— Start of Provided information —

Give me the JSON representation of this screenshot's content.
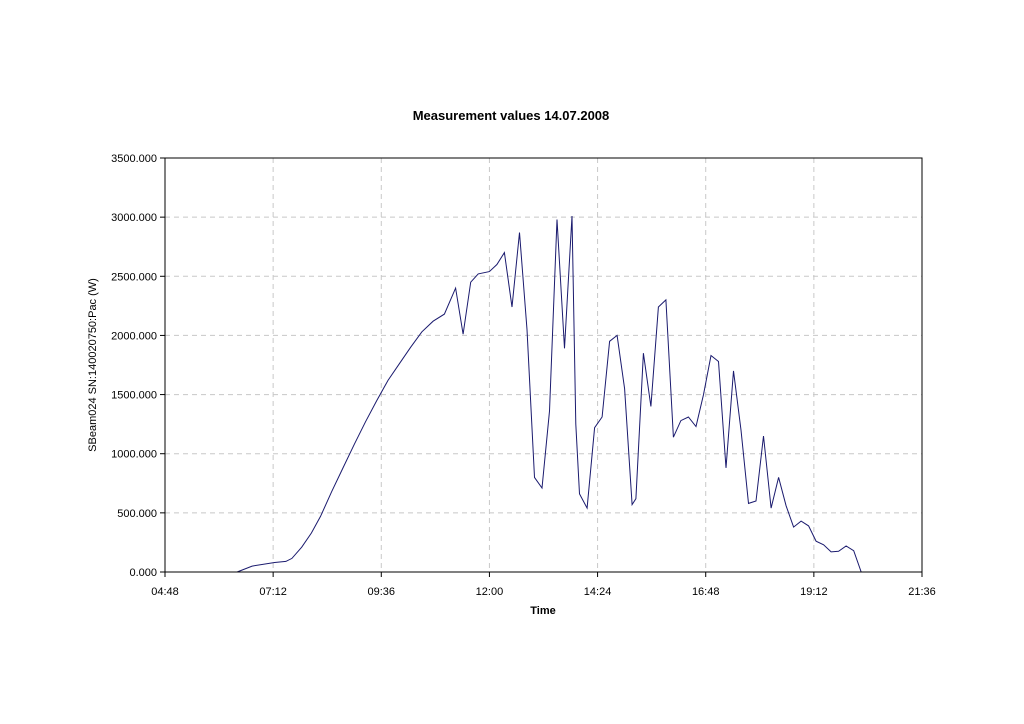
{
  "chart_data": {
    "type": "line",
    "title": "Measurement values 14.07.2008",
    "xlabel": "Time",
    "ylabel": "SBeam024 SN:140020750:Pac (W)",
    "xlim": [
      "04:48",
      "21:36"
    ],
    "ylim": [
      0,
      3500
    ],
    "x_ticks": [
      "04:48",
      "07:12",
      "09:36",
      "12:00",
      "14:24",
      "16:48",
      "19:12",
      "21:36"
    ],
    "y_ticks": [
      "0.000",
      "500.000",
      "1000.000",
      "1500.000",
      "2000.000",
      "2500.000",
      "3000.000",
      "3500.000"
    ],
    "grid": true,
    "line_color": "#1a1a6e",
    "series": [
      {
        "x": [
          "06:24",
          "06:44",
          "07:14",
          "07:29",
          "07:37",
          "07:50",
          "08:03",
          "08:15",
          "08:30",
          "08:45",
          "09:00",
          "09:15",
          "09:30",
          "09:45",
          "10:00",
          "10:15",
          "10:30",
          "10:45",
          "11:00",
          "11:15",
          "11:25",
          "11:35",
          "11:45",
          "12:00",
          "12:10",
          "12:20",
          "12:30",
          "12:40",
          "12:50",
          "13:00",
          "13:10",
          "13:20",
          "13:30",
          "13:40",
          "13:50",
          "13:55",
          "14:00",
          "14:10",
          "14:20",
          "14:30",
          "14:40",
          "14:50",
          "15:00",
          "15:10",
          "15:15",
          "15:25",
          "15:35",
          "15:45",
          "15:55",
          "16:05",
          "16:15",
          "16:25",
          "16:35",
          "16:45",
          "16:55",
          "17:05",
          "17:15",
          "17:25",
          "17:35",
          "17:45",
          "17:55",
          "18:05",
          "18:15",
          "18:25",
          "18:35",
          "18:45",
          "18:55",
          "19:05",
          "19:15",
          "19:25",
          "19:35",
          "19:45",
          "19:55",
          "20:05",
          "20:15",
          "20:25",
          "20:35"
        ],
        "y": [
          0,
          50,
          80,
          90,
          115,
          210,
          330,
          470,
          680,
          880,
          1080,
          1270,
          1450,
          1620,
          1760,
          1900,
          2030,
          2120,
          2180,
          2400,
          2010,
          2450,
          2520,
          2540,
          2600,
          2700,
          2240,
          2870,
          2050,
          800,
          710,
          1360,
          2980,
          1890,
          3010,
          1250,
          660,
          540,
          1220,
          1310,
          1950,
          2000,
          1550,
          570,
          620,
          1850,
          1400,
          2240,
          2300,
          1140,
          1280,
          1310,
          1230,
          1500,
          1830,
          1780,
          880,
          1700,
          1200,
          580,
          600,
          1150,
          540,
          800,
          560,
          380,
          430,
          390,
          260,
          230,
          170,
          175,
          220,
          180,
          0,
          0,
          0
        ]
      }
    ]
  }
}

— End of Provided information —
— Start of Provided information —

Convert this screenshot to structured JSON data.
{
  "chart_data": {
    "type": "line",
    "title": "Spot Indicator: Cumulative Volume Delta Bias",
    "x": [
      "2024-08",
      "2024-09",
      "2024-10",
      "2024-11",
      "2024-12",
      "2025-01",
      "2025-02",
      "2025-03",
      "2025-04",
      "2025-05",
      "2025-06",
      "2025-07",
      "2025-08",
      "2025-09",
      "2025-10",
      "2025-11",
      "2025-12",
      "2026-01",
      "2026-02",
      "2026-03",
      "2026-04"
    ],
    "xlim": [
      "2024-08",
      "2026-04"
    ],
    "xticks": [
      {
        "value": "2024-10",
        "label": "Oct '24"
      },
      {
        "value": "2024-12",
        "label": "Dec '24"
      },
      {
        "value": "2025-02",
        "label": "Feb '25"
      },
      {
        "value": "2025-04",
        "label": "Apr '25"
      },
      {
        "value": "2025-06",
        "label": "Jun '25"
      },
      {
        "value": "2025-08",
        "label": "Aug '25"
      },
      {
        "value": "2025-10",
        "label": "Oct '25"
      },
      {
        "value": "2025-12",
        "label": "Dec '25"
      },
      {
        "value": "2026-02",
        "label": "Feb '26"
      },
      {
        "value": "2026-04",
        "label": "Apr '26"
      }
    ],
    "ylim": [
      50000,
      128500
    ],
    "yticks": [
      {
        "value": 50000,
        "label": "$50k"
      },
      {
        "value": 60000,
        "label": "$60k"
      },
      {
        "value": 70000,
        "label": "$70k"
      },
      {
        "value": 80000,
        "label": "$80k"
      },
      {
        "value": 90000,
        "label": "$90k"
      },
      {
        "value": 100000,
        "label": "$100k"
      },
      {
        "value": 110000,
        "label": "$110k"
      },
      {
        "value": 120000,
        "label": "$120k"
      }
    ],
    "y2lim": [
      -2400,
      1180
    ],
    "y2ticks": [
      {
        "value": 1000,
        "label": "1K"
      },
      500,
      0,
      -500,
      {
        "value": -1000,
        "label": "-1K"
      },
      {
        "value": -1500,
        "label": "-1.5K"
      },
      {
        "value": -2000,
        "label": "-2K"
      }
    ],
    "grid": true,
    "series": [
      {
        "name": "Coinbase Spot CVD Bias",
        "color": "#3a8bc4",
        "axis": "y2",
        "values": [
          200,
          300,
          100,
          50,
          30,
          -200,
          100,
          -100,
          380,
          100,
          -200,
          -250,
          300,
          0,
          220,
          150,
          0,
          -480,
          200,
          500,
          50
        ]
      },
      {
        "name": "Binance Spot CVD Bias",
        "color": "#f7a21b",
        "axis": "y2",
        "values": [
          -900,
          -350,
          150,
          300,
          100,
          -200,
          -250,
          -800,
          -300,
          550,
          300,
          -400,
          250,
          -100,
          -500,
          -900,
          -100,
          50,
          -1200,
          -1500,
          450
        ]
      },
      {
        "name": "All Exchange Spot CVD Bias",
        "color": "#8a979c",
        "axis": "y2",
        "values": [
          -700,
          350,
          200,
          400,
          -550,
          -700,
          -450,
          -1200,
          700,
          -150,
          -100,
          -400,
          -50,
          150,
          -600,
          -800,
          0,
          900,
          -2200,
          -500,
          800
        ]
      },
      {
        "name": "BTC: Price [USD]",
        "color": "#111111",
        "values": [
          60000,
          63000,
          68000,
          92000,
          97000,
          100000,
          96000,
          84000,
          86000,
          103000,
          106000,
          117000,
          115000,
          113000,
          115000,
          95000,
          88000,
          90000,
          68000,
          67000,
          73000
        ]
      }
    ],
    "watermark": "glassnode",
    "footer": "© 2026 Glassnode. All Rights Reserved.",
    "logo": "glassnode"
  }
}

— End of Provided information —

Aim of the task:
Show each line of the data that contains the string "JSON".

Expected output:
Give me the JSON representation of this screenshot's content.
Convert this screenshot to structured JSON data.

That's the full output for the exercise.